WORK TO BE COMPLETED: Below are the records; copy each line in them that holds the word "briefing".

SUPPLIED ENTRIES:
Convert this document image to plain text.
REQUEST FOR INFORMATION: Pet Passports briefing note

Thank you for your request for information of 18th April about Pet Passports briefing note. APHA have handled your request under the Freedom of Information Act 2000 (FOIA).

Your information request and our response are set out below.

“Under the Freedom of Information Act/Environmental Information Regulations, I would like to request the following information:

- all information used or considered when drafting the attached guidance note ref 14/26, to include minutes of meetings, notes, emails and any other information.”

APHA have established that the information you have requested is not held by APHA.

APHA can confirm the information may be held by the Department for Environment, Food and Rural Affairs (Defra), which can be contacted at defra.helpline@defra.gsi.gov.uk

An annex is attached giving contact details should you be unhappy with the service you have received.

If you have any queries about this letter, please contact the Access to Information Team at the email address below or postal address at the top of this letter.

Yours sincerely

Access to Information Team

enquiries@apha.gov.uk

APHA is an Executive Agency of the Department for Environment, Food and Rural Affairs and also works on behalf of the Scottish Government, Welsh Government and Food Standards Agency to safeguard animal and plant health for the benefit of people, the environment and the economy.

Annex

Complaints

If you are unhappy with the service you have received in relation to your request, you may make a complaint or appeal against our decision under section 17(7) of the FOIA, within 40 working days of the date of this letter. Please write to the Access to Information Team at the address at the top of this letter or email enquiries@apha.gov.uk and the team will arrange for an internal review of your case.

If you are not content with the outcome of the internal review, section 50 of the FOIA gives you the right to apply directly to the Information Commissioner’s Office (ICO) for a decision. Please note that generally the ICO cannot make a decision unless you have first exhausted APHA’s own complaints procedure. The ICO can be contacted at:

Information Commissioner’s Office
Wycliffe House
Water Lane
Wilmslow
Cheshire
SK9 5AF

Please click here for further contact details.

ANSWER:
REQUEST FOR INFORMATION: Pet Passports briefing note
Thank you for your request for information of 18th April about Pet Passports briefing note. APHA have handled your request under the Freedom of Information Act 2000 (FOIA).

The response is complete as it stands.